begin GIVEN DATA

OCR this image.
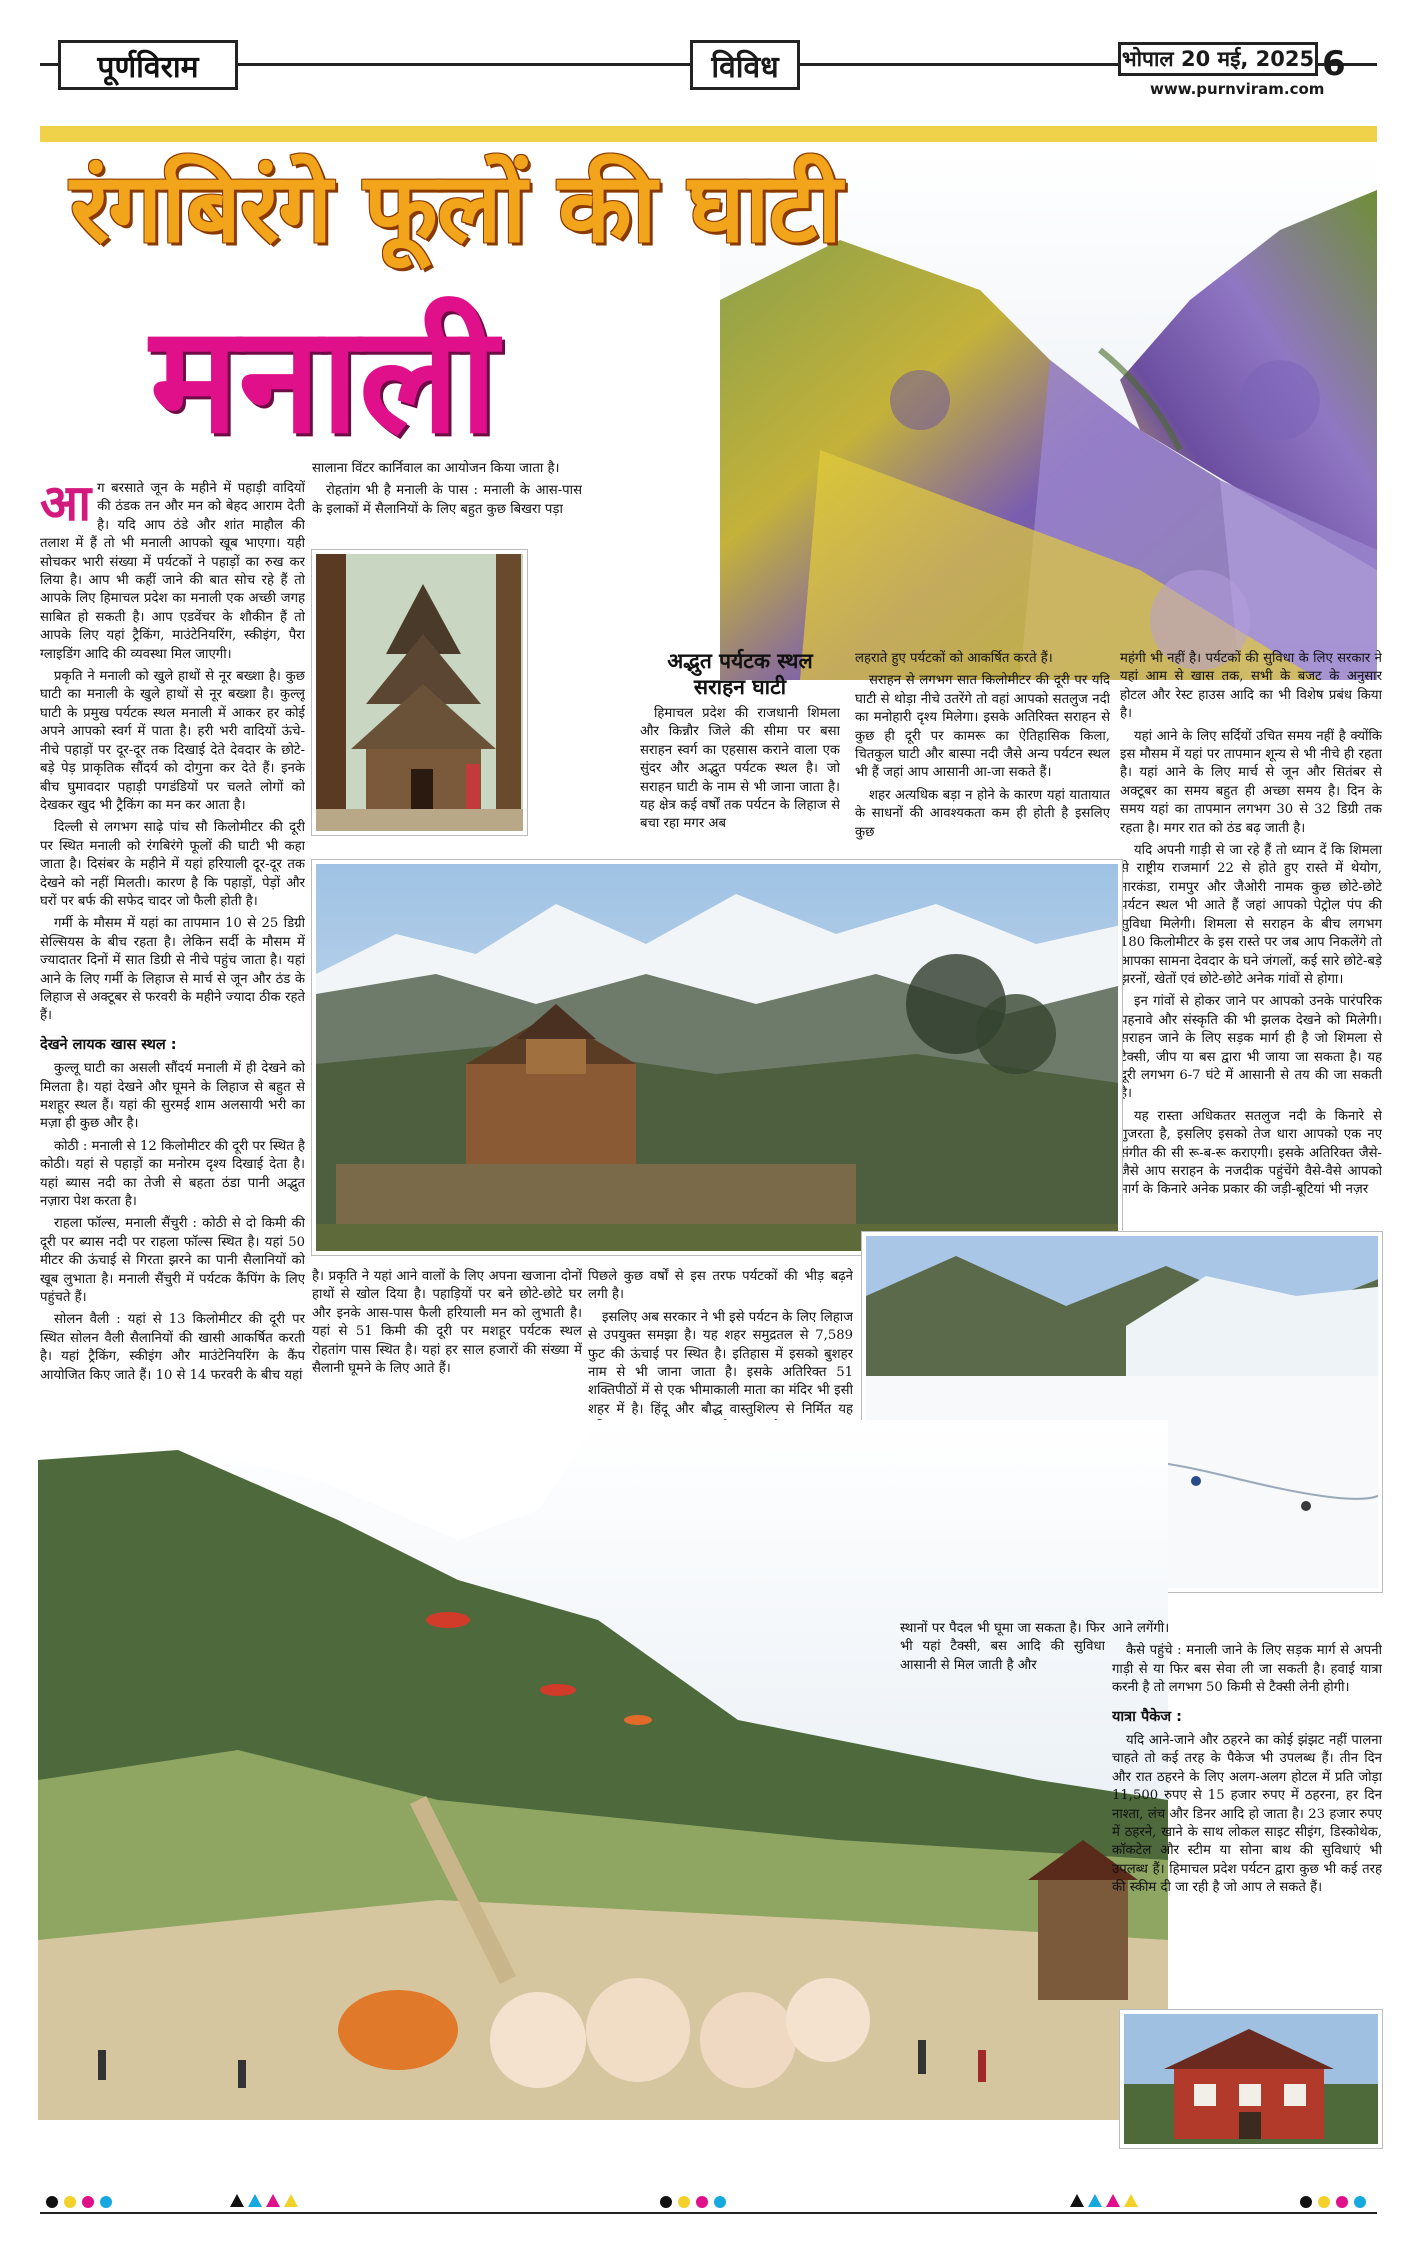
पूर्णविराम	विविध	भोपाल 20 मई, 2025 6
www.purnviram.com
रंगबिरंगे फूलों की घाटी
मनाली
आ ग बरसाते जून के महीने में पहाड़ी वादियों की ठंडक तन और मन को बेहद आराम देती है। यदि आप ठंडे और शांत माहौल की तलाश में हैं तो भी मनाली आपको खूब भाएगा। यही सोचकर भारी संख्या में पर्यटकों ने पहाड़ों का रुख कर लिया है। आप भी कहीं जाने की बात सोच रहे हैं तो आपके लिए हिमाचल प्रदेश का मनाली एक अच्छी जगह साबित हो सकती है। आप एडवेंचर के शौकीन हैं तो आपके लिए यहां ट्रैकिंग, माउंटेनियरिंग, स्कीइंग, पैरा ग्लाइडिंग आदि की व्यवस्था मिल जाएगी।

प्रकृति ने मनाली को खुले हाथों से नूर बख्शा है। कुछ घाटी का मनाली के खुले हाथों से नूर बख्शा है। कुल्लू घाटी के प्रमुख पर्यटक स्थल मनाली में आकर हर कोई अपने आपको स्वर्ग में पाता है। हरी भरी वादियों ऊंचे-नीचे पहाड़ों पर दूर-दूर तक दिखाई देते देवदार के छोटे-बड़े पेड़ प्राकृतिक सौंदर्य को दोगुना कर देते हैं। इनके बीच घुमावदार पहाड़ी पगडंडियों पर चलते लोगों को देखकर खुद भी ट्रैकिंग का मन कर आता है।

दिल्ली से लगभग साढ़े पांच सौ किलोमीटर की दूरी पर स्थित मनाली को रंगबिरंगे फूलों की घाटी भी कहा जाता है। दिसंबर के महीने में यहां हरियाली दूर-दूर तक देखने को नहीं मिलती। कारण है कि पहाड़ों, पेड़ों और घरों पर बर्फ की सफेद चादर जो फैली होती है।

गर्मी के मौसम में यहां का तापमान 10 से 25 डिग्री सेल्सियस के बीच रहता है। लेकिन सर्दी के मौसम में ज्यादातर दिनों में सात डिग्री से नीचे पहुंच जाता है। यहां आने के लिए गर्मी के लिहाज से मार्च से जून और ठंड के लिहाज से अक्टूबर से फरवरी के महीने ज्यादा ठीक रहते हैं।

देखने लायक खास स्थल :

कुल्लू घाटी का असली सौंदर्य मनाली में ही देखने को मिलता है। यहां देखने और घूमने के लिहाज से बहुत से मशहूर स्थल हैं। यहां की सुरमई शाम अलसायी भरी का मज़ा ही कुछ और है।

कोठी : मनाली से 12 किलोमीटर की दूरी पर स्थित है कोठी। यहां से पहाड़ों का मनोरम दृश्य दिखाई देता है। यहां ब्यास नदी का तेजी से बहता ठंडा पानी अद्भुत नज़ारा पेश करता है।

राहला फॉल्स, मनाली सैंचुरी : कोठी से दो किमी की दूरी पर ब्यास नदी पर राहला फॉल्स स्थित है। यहां 50 मीटर की ऊंचाई से गिरता झरने का पानी सैलानियों को खूब लुभाता है। मनाली सैंचुरी में पर्यटक कैंपिंग के लिए पहुंचते हैं।

सोलन वैली : यहां से 13 किलोमीटर की दूरी पर स्थित सोलन वैली सैलानियों की खासी आकर्षित करती है। यहां ट्रैकिंग, स्कीइंग और माउंटेनियरिंग के कैंप आयोजित किए जाते हैं। 10 से 14 फरवरी के बीच यहां

सालाना विंटर कार्निवाल का आयोजन किया जाता है।

रोहतांग भी है मनाली के पास : मनाली के आस-पास के इलाकों में सैलानियों के लिए बहुत कुछ बिखरा पड़ा

अद्भुत पर्यटक स्थल सराहन घाटी

हिमाचल प्रदेश की राजधानी शिमला और किन्नौर जिले की सीमा पर बसा सराहन स्वर्ग का एहसास कराने वाला एक सुंदर और अद्भुत पर्यटक स्थल है। जो सराहन घाटी के नाम से भी जाना जाता है। यह क्षेत्र कई वर्षों तक पर्यटन के लिहाज से बचा रहा मगर अब

लहराते हुए पर्यटकों को आकर्षित करते हैं।

सराहन से लगभग सात किलोमीटर की दूरी पर यदि घाटी से थोड़ा नीचे उतरेंगे तो वहां आपको सतलुज नदी का मनोहारी दृश्य मिलेगा। इसके अतिरिक्त सराहन से कुछ ही दूरी पर कामरू का ऐतिहासिक किला, चितकुल घाटी और बास्पा नदी जैसे अन्य पर्यटन स्थल भी हैं जहां आप आसानी आ-जा सकते हैं।

शहर अत्यधिक बड़ा न होने के कारण यहां यातायात के साधनों की आवश्यकता कम ही होती है इसलिए कुछ

महंगी भी नहीं है। पर्यटकों की सुविधा के लिए सरकार ने यहां आम से खास तक, सभी के बजट के अनुसार होटल और रेस्ट हाउस आदि का भी विशेष प्रबंध किया है।

यहां आने के लिए सर्दियों उचित समय नहीं है क्योंकि इस मौसम में यहां पर तापमान शून्य से भी नीचे ही रहता है। यहां आने के लिए मार्च से जून और सितंबर से अक्टूबर का समय बहुत ही अच्छा समय है। दिन के समय यहां का तापमान लगभग 30 से 32 डिग्री तक रहता है। मगर रात को ठंड बढ़ जाती है।

यदि अपनी गाड़ी से जा रहे हैं तो ध्यान दें कि शिमला से राष्ट्रीय राजमार्ग 22 से होते हुए रास्ते में थेयोग, नारकंडा, रामपुर और जैओरी नामक कुछ छोटे-छोटे पर्यटन स्थल भी आते हैं जहां आपको पेट्रोल पंप की सुविधा मिलेगी। शिमला से सराहन के बीच लगभग 180 किलोमीटर के इस रास्ते पर जब आप निकलेंगे तो आपका सामना देवदार के घने जंगलों, कई सारे छोटे-बड़े झरनों, खेतों एवं छोटे-छोटे अनेक गांवों से होगा।

इन गांवों से होकर जाने पर आपको उनके पारंपरिक पहनावे और संस्कृति की भी झलक देखने को मिलेगी। सराहन जाने के लिए सड़क मार्ग ही है जो शिमला से टैक्सी, जीप या बस द्वारा भी जाया जा सकता है। यह दूरी लगभग 6-7 घंटे में आसानी से तय की जा सकती है।

यह रास्ता अधिकतर सतलुज नदी के किनारे से गुजरता है, इसलिए इसको तेज धारा आपको एक नए संगीत की सी रू-ब-रू कराएगी। इसके अतिरिक्त जैसे-जैसे आप सराहन के नजदीक पहुंचेंगे वैसे-वैसे आपको मार्ग के किनारे अनेक प्रकार की जड़ी-बूटियां भी नज़र

है। प्रकृति ने यहां आने वालों के लिए अपना खजाना दोनों हाथों से खोल दिया है। पहाड़ियों पर बने छोटे-छोटे घर और इनके आस-पास फैली हरियाली मन को लुभाती है। यहां से 51 किमी की दूरी पर मशहूर पर्यटक स्थल रोहतांग पास स्थित है। यहां हर साल हजारों की संख्या में सैलानी घूमने के लिए आते हैं।

पिछले कुछ वर्षों से इस तरफ पर्यटकों की भीड़ बढ़ने लगी है।

इसलिए अब सरकार ने भी इसे पर्यटन के लिए लिहाज से उपयुक्त समझा है। यह शहर समुद्रतल से 7,589 फुट की ऊंचाई पर स्थित है। इतिहास में इसको बुशहर नाम से भी जाना जाता है। इसके अतिरिक्त 51 शक्तिपीठों में से एक भीमाकाली माता का मंदिर भी इसी शहर में है। हिंदू और बौद्ध वास्तुशिल्प से निर्मित यह

स्थानों पर पैदल भी घूमा जा सकता है। फिर भी यहां टैक्सी, बस आदि की सुविधा आसानी से मिल जाती है और

आने लगेंगी।

कैसे पहुंचे : मनाली जाने के लिए सड़क मार्ग से अपनी गाड़ी से या फिर बस सेवा ली जा सकती है। हवाई यात्रा करनी है तो लगभग 50 किमी से टैक्सी लेनी होगी।

यात्रा पैकेज :

यदि आने-जाने और ठहरने का कोई झंझट नहीं पालना चाहते तो कई तरह के पैकेज भी उपलब्ध हैं। तीन दिन और रात ठहरने के लिए अलग-अलग होटल में प्रति जोड़ा 11,500 रुपए से 15 हजार रुपए में ठहरना, हर दिन नाश्ता, लंच और डिनर आदि हो जाता है। 23 हजार रुपए में ठहरने, खाने के साथ लोकल साइट सीइंग, डिस्कोथेक, कॉकटेल और स्टीम या सोना बाथ की सुविधाएं भी उपलब्ध हैं। हिमाचल प्रदेश पर्यटन द्वारा कुछ भी कई तरह की स्कीम दी जा रही है जो आप ले सकते हैं।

end GIVEN DATA

▸ **TASK DESCRIPTION**: Copy each line of the listing that holds the word "फरवर".

▸ **WRITTEN SOLUTION**:
गर्मी के मौसम में यहां का तापमान 10 से 25 डिग्री सेल्सियस के बीच रहता है। लेकिन सर्दी के मौसम में ज्यादातर दिनों में सात डिग्री से नीचे पहुंच जाता है। यहां आने के लिए गर्मी के लिहाज से मार्च से जून और ठंड के लिहाज से अक्टूबर से फरवरी के महीने ज्यादा ठीक रहते हैं।
सोलन वैली : यहां से 13 किलोमीटर की दूरी पर स्थित सोलन वैली सैलानियों की खासी आकर्षित करती है। यहां ट्रैकिंग, स्कीइंग और माउंटेनियरिंग के कैंप आयोजित किए जाते हैं। 10 से 14 फरवरी के बीच यहां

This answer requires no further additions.